Challenge ▸
Print every line of the listing exactly, please.

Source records
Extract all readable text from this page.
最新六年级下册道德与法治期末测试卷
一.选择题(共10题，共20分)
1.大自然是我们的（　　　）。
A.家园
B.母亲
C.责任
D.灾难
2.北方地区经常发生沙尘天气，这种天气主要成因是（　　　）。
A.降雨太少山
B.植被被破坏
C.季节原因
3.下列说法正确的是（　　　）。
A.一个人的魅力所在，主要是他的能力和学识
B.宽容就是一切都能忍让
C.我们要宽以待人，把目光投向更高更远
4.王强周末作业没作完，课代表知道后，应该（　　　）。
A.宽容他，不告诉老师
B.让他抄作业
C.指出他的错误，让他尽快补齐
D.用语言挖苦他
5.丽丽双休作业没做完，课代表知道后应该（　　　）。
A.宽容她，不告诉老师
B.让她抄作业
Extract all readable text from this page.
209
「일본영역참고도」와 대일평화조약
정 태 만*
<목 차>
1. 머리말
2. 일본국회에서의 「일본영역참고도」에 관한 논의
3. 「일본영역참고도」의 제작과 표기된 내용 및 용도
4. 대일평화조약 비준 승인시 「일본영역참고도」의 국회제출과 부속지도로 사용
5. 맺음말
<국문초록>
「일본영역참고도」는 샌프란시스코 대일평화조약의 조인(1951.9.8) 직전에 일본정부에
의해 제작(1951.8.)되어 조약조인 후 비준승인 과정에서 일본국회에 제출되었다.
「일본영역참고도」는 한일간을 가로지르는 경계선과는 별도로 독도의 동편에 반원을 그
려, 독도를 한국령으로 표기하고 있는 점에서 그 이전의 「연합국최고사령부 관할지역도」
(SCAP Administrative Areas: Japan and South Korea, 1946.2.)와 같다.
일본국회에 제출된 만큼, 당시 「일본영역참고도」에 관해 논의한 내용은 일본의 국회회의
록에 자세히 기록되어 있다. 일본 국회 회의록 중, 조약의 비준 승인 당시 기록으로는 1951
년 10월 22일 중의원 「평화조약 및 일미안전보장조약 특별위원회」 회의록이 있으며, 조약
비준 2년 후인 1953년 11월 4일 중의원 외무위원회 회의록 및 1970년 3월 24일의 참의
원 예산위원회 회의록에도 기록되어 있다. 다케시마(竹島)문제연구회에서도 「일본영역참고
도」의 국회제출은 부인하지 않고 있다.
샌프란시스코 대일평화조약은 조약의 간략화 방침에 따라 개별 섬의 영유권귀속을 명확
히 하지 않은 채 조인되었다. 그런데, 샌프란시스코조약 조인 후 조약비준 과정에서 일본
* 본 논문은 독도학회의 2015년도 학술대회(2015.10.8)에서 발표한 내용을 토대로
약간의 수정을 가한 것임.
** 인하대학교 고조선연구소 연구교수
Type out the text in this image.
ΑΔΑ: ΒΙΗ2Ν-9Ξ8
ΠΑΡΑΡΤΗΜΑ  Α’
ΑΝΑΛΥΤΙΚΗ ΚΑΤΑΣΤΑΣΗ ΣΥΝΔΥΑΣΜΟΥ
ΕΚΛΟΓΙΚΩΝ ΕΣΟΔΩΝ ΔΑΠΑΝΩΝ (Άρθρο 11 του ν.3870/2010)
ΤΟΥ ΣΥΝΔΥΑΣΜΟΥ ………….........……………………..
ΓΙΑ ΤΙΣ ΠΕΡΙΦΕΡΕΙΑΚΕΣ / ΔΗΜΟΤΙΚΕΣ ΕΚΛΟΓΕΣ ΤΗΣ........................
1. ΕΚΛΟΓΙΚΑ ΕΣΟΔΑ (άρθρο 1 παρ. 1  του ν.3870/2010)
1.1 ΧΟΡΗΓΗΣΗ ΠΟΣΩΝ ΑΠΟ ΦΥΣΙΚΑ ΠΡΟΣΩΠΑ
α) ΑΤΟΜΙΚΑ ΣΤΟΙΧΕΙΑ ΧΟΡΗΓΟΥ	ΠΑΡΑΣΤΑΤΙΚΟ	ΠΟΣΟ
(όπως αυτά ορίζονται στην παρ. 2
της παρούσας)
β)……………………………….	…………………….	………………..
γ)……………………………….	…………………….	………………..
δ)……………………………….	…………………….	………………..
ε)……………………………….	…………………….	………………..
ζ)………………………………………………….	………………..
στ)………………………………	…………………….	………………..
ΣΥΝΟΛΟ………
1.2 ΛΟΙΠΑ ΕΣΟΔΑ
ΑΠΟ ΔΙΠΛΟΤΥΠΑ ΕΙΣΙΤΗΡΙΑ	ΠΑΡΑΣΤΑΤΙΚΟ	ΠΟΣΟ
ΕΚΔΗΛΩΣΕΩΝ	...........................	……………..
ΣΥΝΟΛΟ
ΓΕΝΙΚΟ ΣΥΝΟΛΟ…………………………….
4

Final result ▸
Extract all readable text from this page.
最新六年级下册道德与法治期末测试卷
一.选择题(共10题，共20分)
1.大自然是我们的（　　　）。
A.家园
B.母亲
C.责任
D.灾难
2.北方地区经常发生沙尘天气，这种天气主要成因是（　　　）。
A.降雨太少山
B.植被被破坏
C.季节原因
3.下列说法正确的是（　　　）。
A.一个人的魅力所在，主要是他的能力和学识
B.宽容就是一切都能忍让
C.我们要宽以待人，把目光投向更高更远
4.王强周末作业没作完，课代表知道后，应该（　　　）。
A.宽容他，不告诉老师
B.让他抄作业
C.指出他的错误，让他尽快补齐
D.用语言挖苦他
5.丽丽双休作业没做完，课代表知道后应该（　　　）。
A.宽容她，不告诉老师
B.让她抄作业
Extract all readable text from this page.
209
「일본영역참고도」와 대일평화조약
정 태 만*
<목 차>
1. 머리말
2. 일본국회에서의 「일본영역참고도」에 관한 논의
3. 「일본영역참고도」의 제작과 표기된 내용 및 용도
4. 대일평화조약 비준 승인시 「일본영역참고도」의 국회제출과 부속지도로 사용
5. 맺음말
<국문초록>
「일본영역참고도」는 샌프란시스코 대일평화조약의 조인(1951.9.8) 직전에 일본정부에
의해 제작(1951.8.)되어 조약조인 후 비준승인 과정에서 일본국회에 제출되었다.
「일본영역참고도」는 한일간을 가로지르는 경계선과는 별도로 독도의 동편에 반원을 그
려, 독도를 한국령으로 표기하고 있는 점에서 그 이전의 「연합국최고사령부 관할지역도」
(SCAP Administrative Areas: Japan and South Korea, 1946.2.)와 같다.
일본국회에 제출된 만큼, 당시 「일본영역참고도」에 관해 논의한 내용은 일본의 국회회의
록에 자세히 기록되어 있다. 일본 국회 회의록 중, 조약의 비준 승인 당시 기록으로는 1951
년 10월 22일 중의원 「평화조약 및 일미안전보장조약 특별위원회」 회의록이 있으며, 조약
비준 2년 후인 1953년 11월 4일 중의원 외무위원회 회의록 및 1970년 3월 24일의 참의
원 예산위원회 회의록에도 기록되어 있다. 다케시마(竹島)문제연구회에서도 「일본영역참고
도」의 국회제출은 부인하지 않고 있다.
샌프란시스코 대일평화조약은 조약의 간략화 방침에 따라 개별 섬의 영유권귀속을 명확
히 하지 않은 채 조인되었다. 그런데, 샌프란시스코조약 조인 후 조약비준 과정에서 일본
* 본 논문은 독도학회의 2015년도 학술대회(2015.10.8)에서 발표한 내용을 토대로
약간의 수정을 가한 것임.
** 인하대학교 고조선연구소 연구교수
Type out the text in this image.
ΑΔΑ: ΒΙΗ2Ν-9Ξ8
ΠΑΡΑΡΤΗΜΑ  Α’
ΑΝΑΛΥΤΙΚΗ ΚΑΤΑΣΤΑΣΗ ΣΥΝΔΥΑΣΜΟΥ
ΕΚΛΟΓΙΚΩΝ ΕΣΟΔΩΝ ΔΑΠΑΝΩΝ (Άρθρο 11 του ν.3870/2010)
ΤΟΥ ΣΥΝΔΥΑΣΜΟΥ ………….........……………………..
ΓΙΑ ΤΙΣ ΠΕΡΙΦΕΡΕΙΑΚΕΣ / ΔΗΜΟΤΙΚΕΣ ΕΚΛΟΓΕΣ ΤΗΣ........................
1. ΕΚΛΟΓΙΚΑ ΕΣΟΔΑ (άρθρο 1 παρ. 1  του ν.3870/2010)
1.1 ΧΟΡΗΓΗΣΗ ΠΟΣΩΝ ΑΠΟ ΦΥΣΙΚΑ ΠΡΟΣΩΠΑ
α) ΑΤΟΜΙΚΑ ΣΤΟΙΧΕΙΑ ΧΟΡΗΓΟΥ	ΠΑΡΑΣΤΑΤΙΚΟ	ΠΟΣΟ
(όπως αυτά ορίζονται στην παρ. 2
της παρούσας)
β)……………………………….	…………………….	………………..
γ)……………………………….	…………………….	………………..
δ)……………………………….	…………………….	………………..
ε)……………………………….	…………………….	………………..
ζ)………………………………………………….	………………..
στ)………………………………	…………………….	………………..
ΣΥΝΟΛΟ………
1.2 ΛΟΙΠΑ ΕΣΟΔΑ
ΑΠΟ ΔΙΠΛΟΤΥΠΑ ΕΙΣΙΤΗΡΙΑ	ΠΑΡΑΣΤΑΤΙΚΟ	ΠΟΣΟ
ΕΚΔΗΛΩΣΕΩΝ	...........................	……………..
ΣΥΝΟΛΟ
ΓΕΝΙΚΟ ΣΥΝΟΛΟ…………………………….
4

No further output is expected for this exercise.